### Material to process ###

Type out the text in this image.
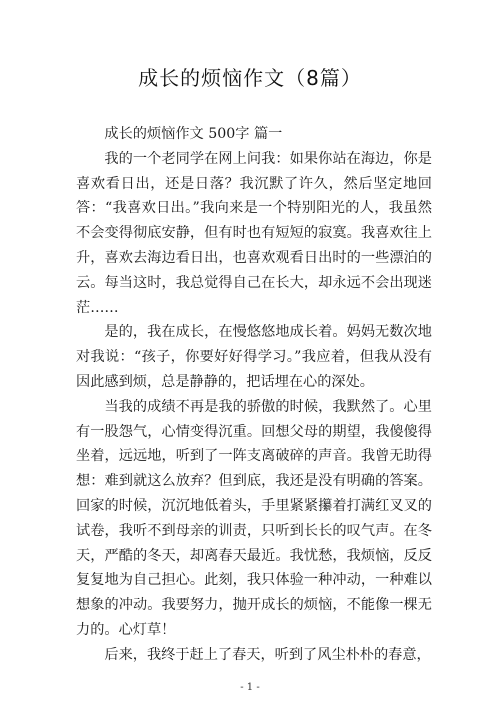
成长的烦恼作文（8篇）

成长的烦恼作文 500字 篇一

我的一个老同学在网上问我：如果你站在海边，你是喜欢看日出，还是日落？我沉默了许久，然后坚定地回答：“我喜欢日出。”我向来是一个特别阳光的人，我虽然不会变得彻底安静，但有时也有短短的寂寞。我喜欢往上升，喜欢去海边看日出，也喜欢观看日出时的一些漂泊的云。每当这时，我总觉得自己在长大，却永远不会出现迷茫……

是的，我在成长，在慢悠悠地成长着。妈妈无数次地对我说：“孩子，你要好好得学习。”我应着，但我从没有因此感到烦，总是静静的，把话埋在心的深处。

当我的成绩不再是我的骄傲的时候，我默然了。心里有一股怨气，心情变得沉重。回想父母的期望，我傻傻得坐着，远远地，听到了一阵支离破碎的声音。我曾无助得想：难到就这么放弃？但到底，我还是没有明确的答案。回家的时候，沉沉地低着头，手里紧紧攥着打满红叉叉的试卷，我听不到母亲的训责，只听到长长的叹气声。在冬天，严酷的冬天，却离春天最近。我忧愁，我烦恼，反反复复地为自己担心。此刻，我只体验一种冲动，一种难以想象的冲动。我要努力，抛开成长的烦恼，不能像一棵无力的。心灯草！

后来，我终于赶上了春天，听到了风尘朴朴的春意，

- 1 -
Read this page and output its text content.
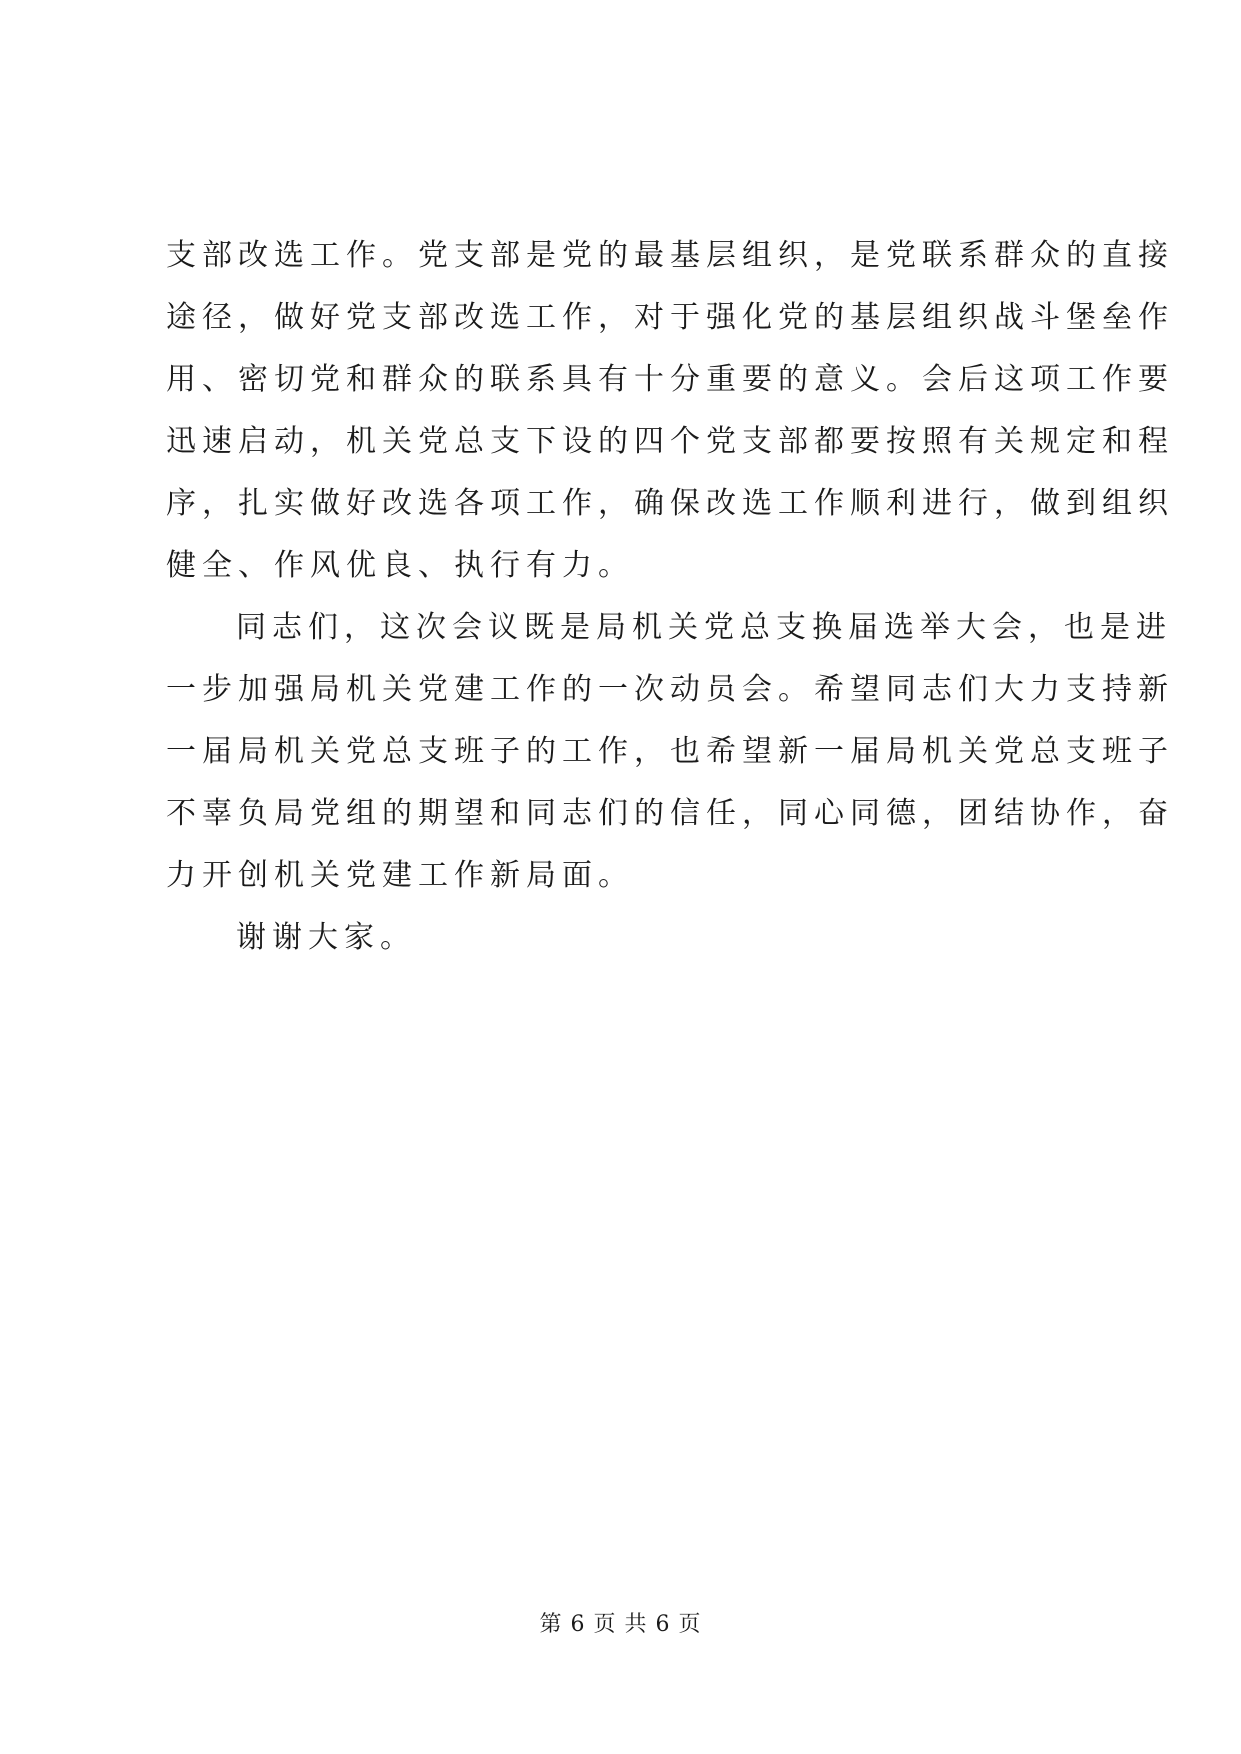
支部改选工作。党支部是党的最基层组织，是党联系群众的直接
途径，做好党支部改选工作，对于强化党的基层组织战斗堡垒作
用、密切党和群众的联系具有十分重要的意义。会后这项工作要
迅速启动，机关党总支下设的四个党支部都要按照有关规定和程
序，扎实做好改选各项工作，确保改选工作顺利进行，做到组织
健全、作风优良、执行有力。
同志们，这次会议既是局机关党总支换届选举大会，也是进
一步加强局机关党建工作的一次动员会。希望同志们大力支持新
一届局机关党总支班子的工作，也希望新一届局机关党总支班子
不辜负局党组的期望和同志们的信任，同心同德，团结协作，奋
力开创机关党建工作新局面。
谢谢大家。
第 6 页 共 6 页
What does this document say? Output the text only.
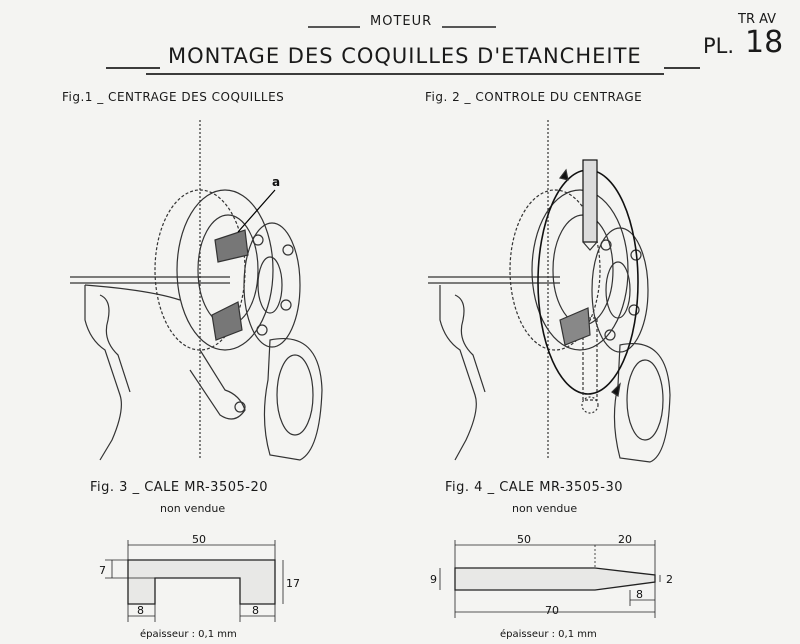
MOTEUR
MONTAGE DES COQUILLES D'ETANCHEITE
TR AV
PL. 18
Fig.1 _ CENTRAGE DES COQUILLES
a
Fig. 2 _ CONTROLE DU CENTRAGE
Fig. 3 _ CALE MR-3505-20
non vendue
50
7
17
8	8
épaisseur : 0,1 mm
Fig. 4 _ CALE MR-3505-30
50	20
9	2
8
70
épaisseur : 0,1 mm
non vendue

###

Aim :: Take the listing above and print it exactly, apart from the pictures.

Exercise result ::
Type out the text in this image.
成长的烦恼作文（8篇）

成长的烦恼作文 500字 篇一

我的一个老同学在网上问我：如果你站在海边，你是喜欢看日出，还是日落？我沉默了许久，然后坚定地回答：“我喜欢日出。”我向来是一个特别阳光的人，我虽然不会变得彻底安静，但有时也有短短的寂寞。我喜欢往上升，喜欢去海边看日出，也喜欢观看日出时的一些漂泊的云。每当这时，我总觉得自己在长大，却永远不会出现迷茫……

是的，我在成长，在慢悠悠地成长着。妈妈无数次地对我说：“孩子，你要好好得学习。”我应着，但我从没有因此感到烦，总是静静的，把话埋在心的深处。

当我的成绩不再是我的骄傲的时候，我默然了。心里有一股怨气，心情变得沉重。回想父母的期望，我傻傻得坐着，远远地，听到了一阵支离破碎的声音。我曾无助得想：难到就这么放弃？但到底，我还是没有明确的答案。回家的时候，沉沉地低着头，手里紧紧攥着打满红叉叉的试卷，我听不到母亲的训责，只听到长长的叹气声。在冬天，严酷的冬天，却离春天最近。我忧愁，我烦恼，反反复复地为自己担心。此刻，我只体验一种冲动，一种难以想象的冲动。我要努力，抛开成长的烦恼，不能像一棵无力的。心灯草！

后来，我终于赶上了春天，听到了风尘朴朴的春意，

- 1 -
Read this page and output its text content.
支部改选工作。党支部是党的最基层组织，是党联系群众的直接
途径，做好党支部改选工作，对于强化党的基层组织战斗堡垒作
用、密切党和群众的联系具有十分重要的意义。会后这项工作要
迅速启动，机关党总支下设的四个党支部都要按照有关规定和程
序，扎实做好改选各项工作，确保改选工作顺利进行，做到组织
健全、作风优良、执行有力。
同志们，这次会议既是局机关党总支换届选举大会，也是进
一步加强局机关党建工作的一次动员会。希望同志们大力支持新
一届局机关党总支班子的工作，也希望新一届局机关党总支班子
不辜负局党组的期望和同志们的信任，同心同德，团结协作，奋
力开创机关党建工作新局面。
谢谢大家。
第 6 页 共 6 页
What does this document say? Output the text only.
MOTEUR
MONTAGE DES COQUILLES D'ETANCHEITE
TR AV
PL. 18
Fig.1 _ CENTRAGE DES COQUILLES
a
Fig. 2 _ CONTROLE DU CENTRAGE
Fig. 3 _ CALE MR-3505-20
non vendue
50
7
17
8	8
épaisseur : 0,1 mm
Fig. 4 _ CALE MR-3505-30
50	20
9	2
8
70
épaisseur : 0,1 mm
non vendue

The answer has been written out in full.